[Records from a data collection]
★ ★ ★
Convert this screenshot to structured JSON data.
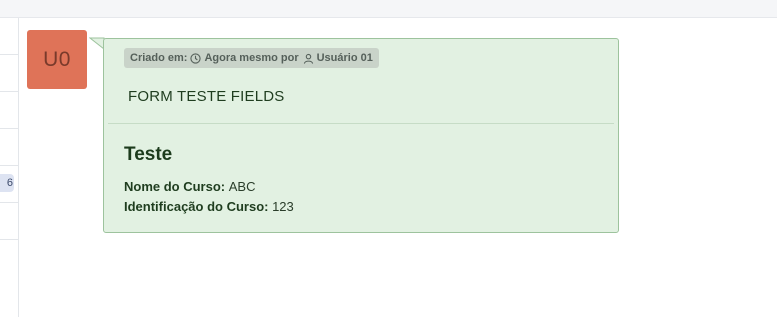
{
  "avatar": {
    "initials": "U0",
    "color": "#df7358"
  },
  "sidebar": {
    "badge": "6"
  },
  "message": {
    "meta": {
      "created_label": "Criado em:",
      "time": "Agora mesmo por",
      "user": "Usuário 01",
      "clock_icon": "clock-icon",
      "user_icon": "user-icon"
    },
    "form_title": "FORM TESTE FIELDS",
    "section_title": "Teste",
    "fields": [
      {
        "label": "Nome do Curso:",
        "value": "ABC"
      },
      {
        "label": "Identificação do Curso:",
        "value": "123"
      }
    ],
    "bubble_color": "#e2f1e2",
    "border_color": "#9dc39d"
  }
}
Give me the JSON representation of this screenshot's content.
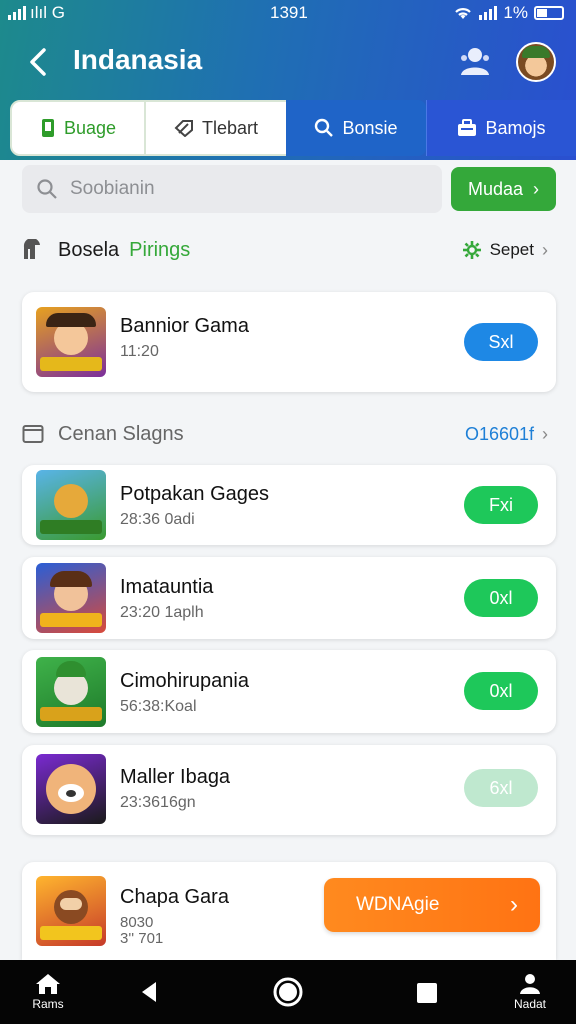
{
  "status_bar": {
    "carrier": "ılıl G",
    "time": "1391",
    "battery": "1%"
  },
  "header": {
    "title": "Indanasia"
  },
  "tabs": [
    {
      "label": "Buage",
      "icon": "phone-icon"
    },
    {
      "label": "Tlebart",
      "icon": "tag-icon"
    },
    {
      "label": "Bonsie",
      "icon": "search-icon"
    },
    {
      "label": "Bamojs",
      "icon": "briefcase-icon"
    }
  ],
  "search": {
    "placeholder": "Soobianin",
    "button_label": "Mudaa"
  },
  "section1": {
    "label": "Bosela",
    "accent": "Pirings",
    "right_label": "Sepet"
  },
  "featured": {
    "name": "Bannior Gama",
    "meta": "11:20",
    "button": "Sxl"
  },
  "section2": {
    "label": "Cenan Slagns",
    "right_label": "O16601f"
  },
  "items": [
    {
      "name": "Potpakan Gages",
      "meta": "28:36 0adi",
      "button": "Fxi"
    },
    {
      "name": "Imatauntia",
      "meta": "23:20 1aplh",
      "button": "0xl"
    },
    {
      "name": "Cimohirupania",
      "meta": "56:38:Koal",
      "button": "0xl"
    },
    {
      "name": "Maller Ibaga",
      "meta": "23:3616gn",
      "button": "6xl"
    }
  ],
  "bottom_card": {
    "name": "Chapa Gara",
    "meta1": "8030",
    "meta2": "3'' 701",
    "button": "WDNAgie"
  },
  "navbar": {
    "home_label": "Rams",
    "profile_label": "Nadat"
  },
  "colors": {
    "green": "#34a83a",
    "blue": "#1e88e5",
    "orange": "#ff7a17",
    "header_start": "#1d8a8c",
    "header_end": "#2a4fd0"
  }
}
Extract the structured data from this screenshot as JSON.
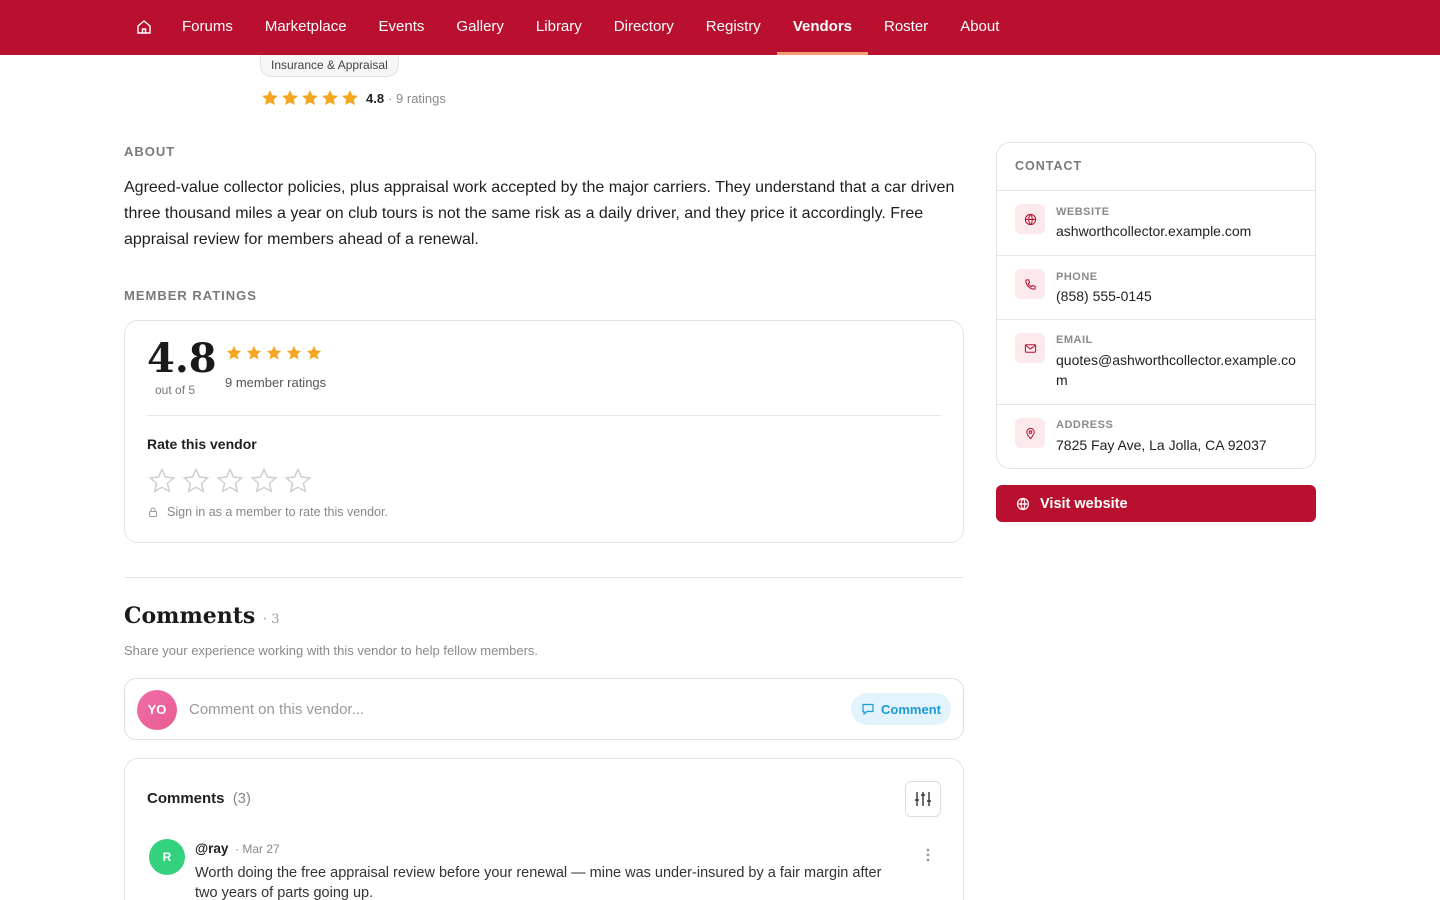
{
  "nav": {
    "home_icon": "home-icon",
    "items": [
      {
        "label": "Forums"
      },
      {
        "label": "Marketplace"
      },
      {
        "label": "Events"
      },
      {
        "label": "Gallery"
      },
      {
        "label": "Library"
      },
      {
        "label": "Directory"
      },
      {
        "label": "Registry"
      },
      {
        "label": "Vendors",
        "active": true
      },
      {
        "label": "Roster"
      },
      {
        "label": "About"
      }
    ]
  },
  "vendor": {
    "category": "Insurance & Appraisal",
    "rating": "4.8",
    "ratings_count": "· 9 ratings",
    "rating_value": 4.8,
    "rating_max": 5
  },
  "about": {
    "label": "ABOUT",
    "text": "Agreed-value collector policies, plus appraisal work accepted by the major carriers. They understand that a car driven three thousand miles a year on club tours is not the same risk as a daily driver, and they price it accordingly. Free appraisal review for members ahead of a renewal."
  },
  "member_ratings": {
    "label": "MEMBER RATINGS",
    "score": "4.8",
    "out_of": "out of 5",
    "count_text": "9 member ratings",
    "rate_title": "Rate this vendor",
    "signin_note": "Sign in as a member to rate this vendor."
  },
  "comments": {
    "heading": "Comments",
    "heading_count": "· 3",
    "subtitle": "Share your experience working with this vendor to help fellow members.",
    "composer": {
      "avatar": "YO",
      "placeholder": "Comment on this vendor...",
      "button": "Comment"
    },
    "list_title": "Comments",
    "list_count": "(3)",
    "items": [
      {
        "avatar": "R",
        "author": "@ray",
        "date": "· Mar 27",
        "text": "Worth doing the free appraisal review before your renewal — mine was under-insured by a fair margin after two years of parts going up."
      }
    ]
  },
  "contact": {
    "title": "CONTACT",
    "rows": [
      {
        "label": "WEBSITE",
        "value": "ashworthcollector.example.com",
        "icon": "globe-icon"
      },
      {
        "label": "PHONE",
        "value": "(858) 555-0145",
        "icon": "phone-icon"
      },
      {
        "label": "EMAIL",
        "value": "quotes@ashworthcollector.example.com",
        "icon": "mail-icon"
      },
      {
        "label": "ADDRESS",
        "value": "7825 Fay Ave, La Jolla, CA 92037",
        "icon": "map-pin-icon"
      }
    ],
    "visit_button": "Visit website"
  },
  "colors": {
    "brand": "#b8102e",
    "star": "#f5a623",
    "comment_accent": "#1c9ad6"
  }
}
★ ★ ★
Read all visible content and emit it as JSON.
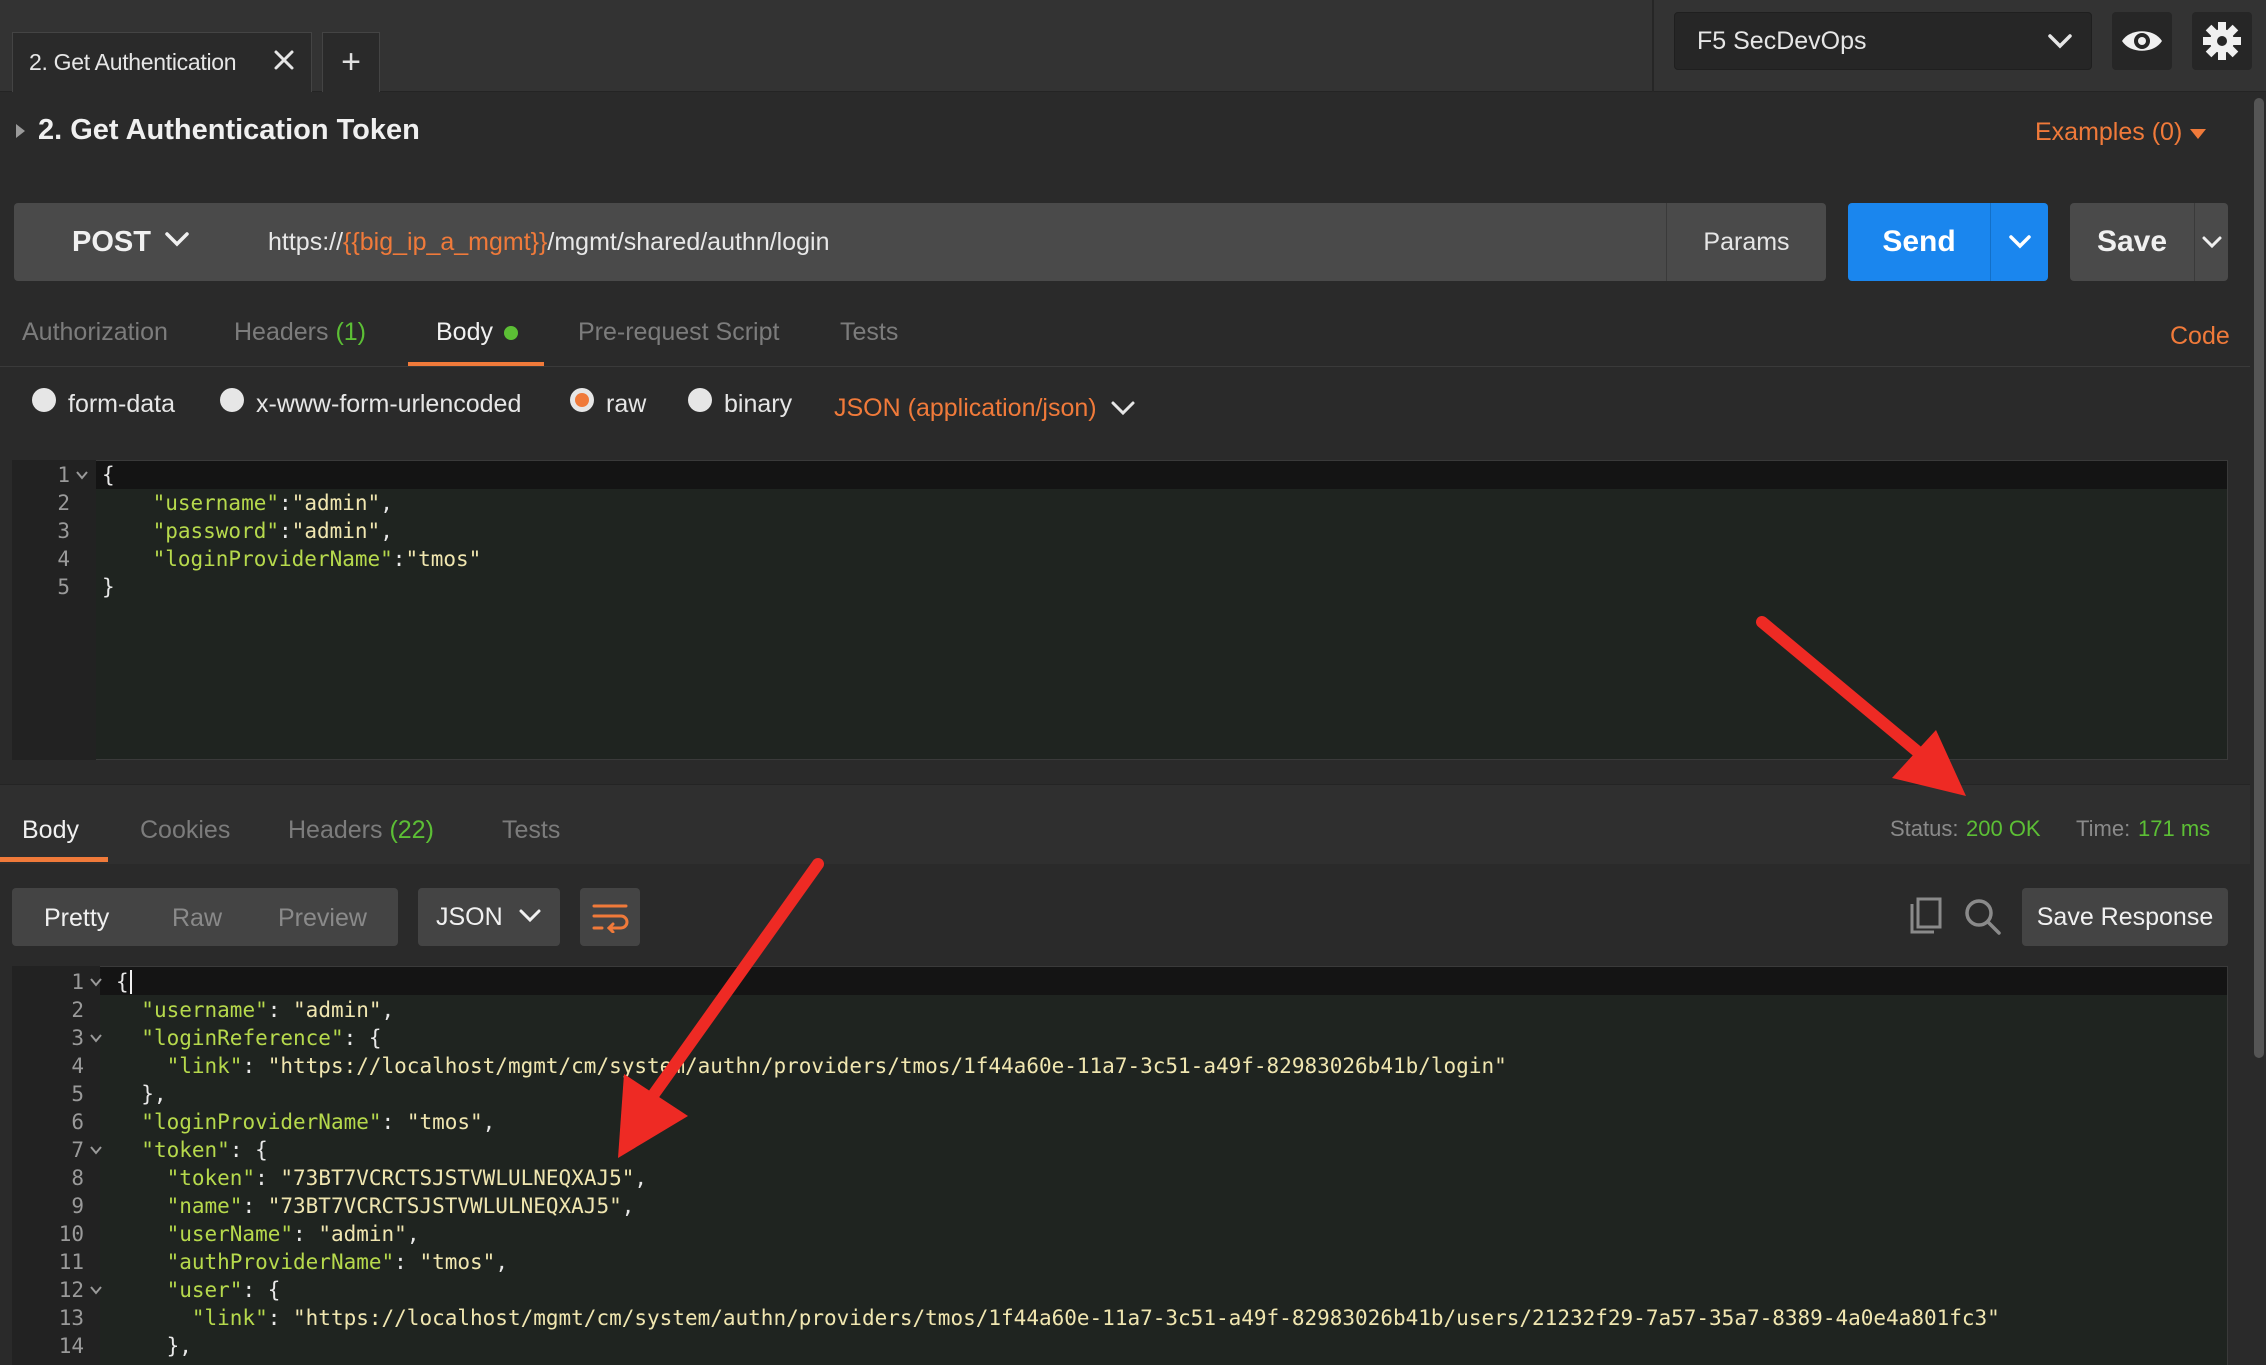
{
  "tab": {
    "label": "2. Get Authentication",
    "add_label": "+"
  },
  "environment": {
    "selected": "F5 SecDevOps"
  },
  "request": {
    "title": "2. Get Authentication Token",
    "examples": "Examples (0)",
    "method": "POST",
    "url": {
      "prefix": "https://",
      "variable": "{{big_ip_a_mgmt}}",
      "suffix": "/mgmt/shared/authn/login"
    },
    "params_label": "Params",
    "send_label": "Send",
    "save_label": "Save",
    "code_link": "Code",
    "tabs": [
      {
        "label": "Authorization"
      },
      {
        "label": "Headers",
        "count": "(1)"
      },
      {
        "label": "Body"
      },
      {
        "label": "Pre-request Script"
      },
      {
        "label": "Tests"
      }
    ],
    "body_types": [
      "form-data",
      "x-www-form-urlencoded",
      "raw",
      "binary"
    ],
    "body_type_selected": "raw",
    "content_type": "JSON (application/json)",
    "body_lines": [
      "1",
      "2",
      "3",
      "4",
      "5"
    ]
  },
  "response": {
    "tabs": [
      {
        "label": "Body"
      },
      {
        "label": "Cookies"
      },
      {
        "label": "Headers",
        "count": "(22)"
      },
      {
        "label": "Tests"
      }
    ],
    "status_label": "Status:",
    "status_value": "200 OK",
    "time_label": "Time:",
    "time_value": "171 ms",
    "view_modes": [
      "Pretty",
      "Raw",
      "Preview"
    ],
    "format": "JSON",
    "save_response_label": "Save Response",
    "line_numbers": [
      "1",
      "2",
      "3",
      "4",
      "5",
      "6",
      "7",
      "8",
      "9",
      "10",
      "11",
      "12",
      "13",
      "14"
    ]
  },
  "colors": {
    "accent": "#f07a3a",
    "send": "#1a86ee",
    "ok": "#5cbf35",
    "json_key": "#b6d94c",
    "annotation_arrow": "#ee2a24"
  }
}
★ ★ ★
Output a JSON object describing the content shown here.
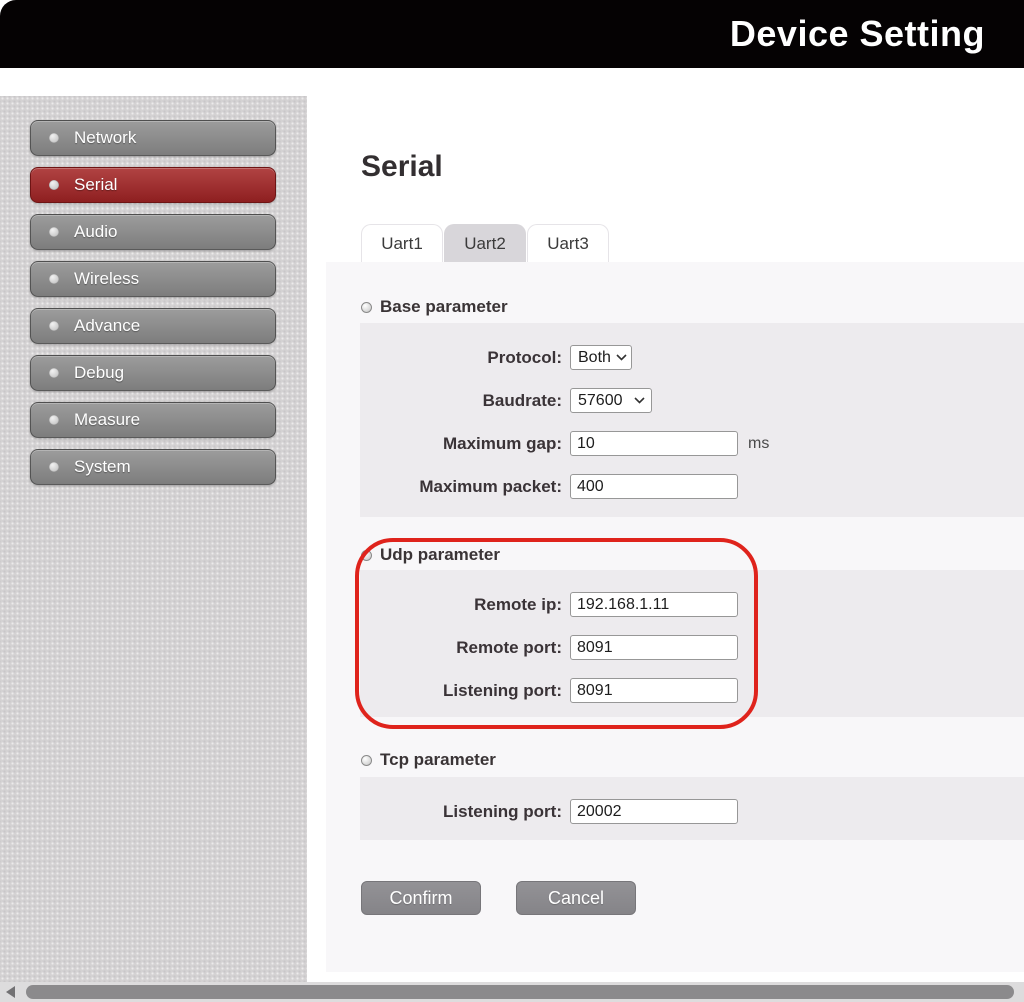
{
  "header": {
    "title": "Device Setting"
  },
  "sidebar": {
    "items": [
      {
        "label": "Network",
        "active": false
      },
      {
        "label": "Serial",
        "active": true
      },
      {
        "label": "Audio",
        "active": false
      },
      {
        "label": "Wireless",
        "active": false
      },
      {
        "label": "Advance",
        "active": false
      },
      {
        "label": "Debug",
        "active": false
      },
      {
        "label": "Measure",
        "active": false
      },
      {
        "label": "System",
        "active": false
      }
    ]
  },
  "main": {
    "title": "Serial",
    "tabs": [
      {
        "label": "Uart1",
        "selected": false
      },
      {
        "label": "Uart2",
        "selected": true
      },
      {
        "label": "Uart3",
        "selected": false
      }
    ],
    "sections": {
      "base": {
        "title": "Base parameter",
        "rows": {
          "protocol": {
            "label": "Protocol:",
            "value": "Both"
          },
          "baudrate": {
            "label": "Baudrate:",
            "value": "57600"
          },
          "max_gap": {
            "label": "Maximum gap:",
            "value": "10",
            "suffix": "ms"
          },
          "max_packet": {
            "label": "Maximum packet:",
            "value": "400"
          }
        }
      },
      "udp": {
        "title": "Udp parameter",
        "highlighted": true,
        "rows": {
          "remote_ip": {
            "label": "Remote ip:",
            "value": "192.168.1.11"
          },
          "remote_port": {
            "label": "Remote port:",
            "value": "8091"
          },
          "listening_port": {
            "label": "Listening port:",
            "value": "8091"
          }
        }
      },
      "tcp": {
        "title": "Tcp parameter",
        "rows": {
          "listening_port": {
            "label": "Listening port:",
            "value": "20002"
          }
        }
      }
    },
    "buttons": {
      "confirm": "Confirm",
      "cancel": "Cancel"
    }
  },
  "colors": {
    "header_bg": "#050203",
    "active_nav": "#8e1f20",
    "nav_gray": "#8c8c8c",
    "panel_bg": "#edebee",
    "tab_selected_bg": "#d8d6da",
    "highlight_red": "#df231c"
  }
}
★ ★ ★
Every line holding "members" should be copied out.

    "text": "Agreed-value collector policies, plus appraisal work accepted by the major carriers. They understand that a car driven three thousand miles a year on club tours is not the same risk as a daily driver, and they price it accordingly. Free appraisal review for members ahead of a renewal."
    "subtitle": "Share your experience working with this vendor to help fellow members.",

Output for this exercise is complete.